Aim of the task
Rewrite the records below so that each occurrence of "x-tick-label" becomes "x-axis-tick", and leave every other character unchanged.

Dataset extract
+-------+
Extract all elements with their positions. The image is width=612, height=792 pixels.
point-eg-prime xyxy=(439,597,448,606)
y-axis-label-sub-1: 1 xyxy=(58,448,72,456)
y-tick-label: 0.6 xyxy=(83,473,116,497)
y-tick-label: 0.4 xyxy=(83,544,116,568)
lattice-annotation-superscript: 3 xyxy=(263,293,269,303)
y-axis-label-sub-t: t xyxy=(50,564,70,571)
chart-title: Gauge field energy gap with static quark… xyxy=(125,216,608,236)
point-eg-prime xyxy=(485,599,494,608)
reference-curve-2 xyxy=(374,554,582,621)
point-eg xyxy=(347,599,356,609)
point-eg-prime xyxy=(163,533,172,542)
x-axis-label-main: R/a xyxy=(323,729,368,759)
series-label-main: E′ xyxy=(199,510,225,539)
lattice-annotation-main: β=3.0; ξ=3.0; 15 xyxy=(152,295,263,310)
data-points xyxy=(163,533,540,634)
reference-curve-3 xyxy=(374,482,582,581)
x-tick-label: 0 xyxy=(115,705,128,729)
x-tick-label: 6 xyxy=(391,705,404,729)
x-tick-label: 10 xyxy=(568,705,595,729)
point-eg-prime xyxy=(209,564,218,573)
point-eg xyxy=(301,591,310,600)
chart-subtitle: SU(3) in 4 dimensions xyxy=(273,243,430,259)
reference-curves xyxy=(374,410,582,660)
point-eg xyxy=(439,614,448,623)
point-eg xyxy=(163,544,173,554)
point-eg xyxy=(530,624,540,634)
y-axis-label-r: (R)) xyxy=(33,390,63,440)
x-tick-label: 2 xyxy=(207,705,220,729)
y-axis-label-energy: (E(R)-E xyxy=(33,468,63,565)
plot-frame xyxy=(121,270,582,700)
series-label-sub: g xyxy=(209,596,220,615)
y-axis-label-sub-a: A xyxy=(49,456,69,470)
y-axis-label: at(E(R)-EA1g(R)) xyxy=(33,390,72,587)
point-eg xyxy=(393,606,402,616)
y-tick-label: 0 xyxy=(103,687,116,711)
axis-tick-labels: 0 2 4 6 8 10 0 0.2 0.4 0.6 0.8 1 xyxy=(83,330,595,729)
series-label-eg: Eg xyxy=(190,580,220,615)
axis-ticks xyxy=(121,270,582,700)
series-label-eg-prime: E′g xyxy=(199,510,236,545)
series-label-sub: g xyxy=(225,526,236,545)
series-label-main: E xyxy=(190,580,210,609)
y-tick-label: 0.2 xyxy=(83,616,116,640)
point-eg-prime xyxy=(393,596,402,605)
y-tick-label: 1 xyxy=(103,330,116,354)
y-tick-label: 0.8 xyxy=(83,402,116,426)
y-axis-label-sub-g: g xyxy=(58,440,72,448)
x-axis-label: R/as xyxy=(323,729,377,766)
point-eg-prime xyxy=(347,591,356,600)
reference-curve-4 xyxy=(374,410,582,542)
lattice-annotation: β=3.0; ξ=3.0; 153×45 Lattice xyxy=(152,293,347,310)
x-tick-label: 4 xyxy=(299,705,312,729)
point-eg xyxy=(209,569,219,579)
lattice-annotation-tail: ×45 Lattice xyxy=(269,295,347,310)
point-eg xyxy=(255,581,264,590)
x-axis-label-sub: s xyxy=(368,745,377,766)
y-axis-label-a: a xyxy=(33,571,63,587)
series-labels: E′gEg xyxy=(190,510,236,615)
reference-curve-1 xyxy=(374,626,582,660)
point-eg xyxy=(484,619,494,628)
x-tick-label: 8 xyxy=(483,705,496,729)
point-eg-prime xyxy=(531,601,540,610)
+-------+
Solution to this task
Extract all elements with their positions. The image is width=612, height=792 pixels.
point-eg-prime xyxy=(439,597,448,606)
y-axis-label-sub-1: 1 xyxy=(58,448,72,456)
y-tick-label: 0.6 xyxy=(83,473,116,497)
y-tick-label: 0.4 xyxy=(83,544,116,568)
lattice-annotation-superscript: 3 xyxy=(263,293,269,303)
y-axis-label-sub-t: t xyxy=(50,564,70,571)
chart-title: Gauge field energy gap with static quark… xyxy=(125,216,608,236)
point-eg-prime xyxy=(485,599,494,608)
reference-curve-2 xyxy=(374,554,582,621)
point-eg xyxy=(347,599,356,609)
point-eg-prime xyxy=(163,533,172,542)
x-axis-label-main: R/a xyxy=(323,729,368,759)
series-label-main: E′ xyxy=(199,510,225,539)
lattice-annotation-main: β=3.0; ξ=3.0; 15 xyxy=(152,295,263,310)
data-points xyxy=(163,533,540,634)
reference-curve-3 xyxy=(374,482,582,581)
x-axis-tick: 0 xyxy=(115,705,128,729)
x-axis-tick: 6 xyxy=(391,705,404,729)
x-axis-tick: 10 xyxy=(568,705,595,729)
point-eg-prime xyxy=(209,564,218,573)
point-eg xyxy=(301,591,310,600)
chart-subtitle: SU(3) in 4 dimensions xyxy=(273,243,430,259)
reference-curves xyxy=(374,410,582,660)
point-eg xyxy=(439,614,448,623)
point-eg xyxy=(163,544,173,554)
point-eg xyxy=(530,624,540,634)
y-axis-label-r: (R)) xyxy=(33,390,63,440)
x-axis-tick: 2 xyxy=(207,705,220,729)
y-axis-label-energy: (E(R)-E xyxy=(33,468,63,565)
plot-frame xyxy=(121,270,582,700)
series-label-sub: g xyxy=(209,596,220,615)
y-axis-label-sub-a: A xyxy=(49,456,69,470)
y-axis-label: at(E(R)-EA1g(R)) xyxy=(33,390,72,587)
point-eg xyxy=(393,606,402,616)
y-tick-label: 0 xyxy=(103,687,116,711)
axis-tick-labels: 0 2 4 6 8 10 0 0.2 0.4 0.6 0.8 1 xyxy=(83,330,595,729)
series-label-eg: Eg xyxy=(190,580,220,615)
axis-ticks xyxy=(121,270,582,700)
series-label-eg-prime: E′g xyxy=(199,510,236,545)
series-label-sub: g xyxy=(225,526,236,545)
series-label-main: E xyxy=(190,580,210,609)
y-tick-label: 0.2 xyxy=(83,616,116,640)
point-eg-prime xyxy=(393,596,402,605)
y-tick-label: 1 xyxy=(103,330,116,354)
y-tick-label: 0.8 xyxy=(83,402,116,426)
y-axis-label-sub-g: g xyxy=(58,440,72,448)
x-axis-label: R/as xyxy=(323,729,377,766)
point-eg-prime xyxy=(347,591,356,600)
reference-curve-4 xyxy=(374,410,582,542)
lattice-annotation: β=3.0; ξ=3.0; 153×45 Lattice xyxy=(152,293,347,310)
x-axis-tick: 4 xyxy=(299,705,312,729)
point-eg xyxy=(209,569,219,579)
lattice-annotation-tail: ×45 Lattice xyxy=(269,295,347,310)
point-eg xyxy=(255,581,264,590)
x-axis-label-sub: s xyxy=(368,745,377,766)
y-axis-label-a: a xyxy=(33,571,63,587)
series-labels: E′gEg xyxy=(190,510,236,615)
reference-curve-1 xyxy=(374,626,582,660)
point-eg xyxy=(484,619,494,628)
x-axis-tick: 8 xyxy=(483,705,496,729)
point-eg-prime xyxy=(531,601,540,610)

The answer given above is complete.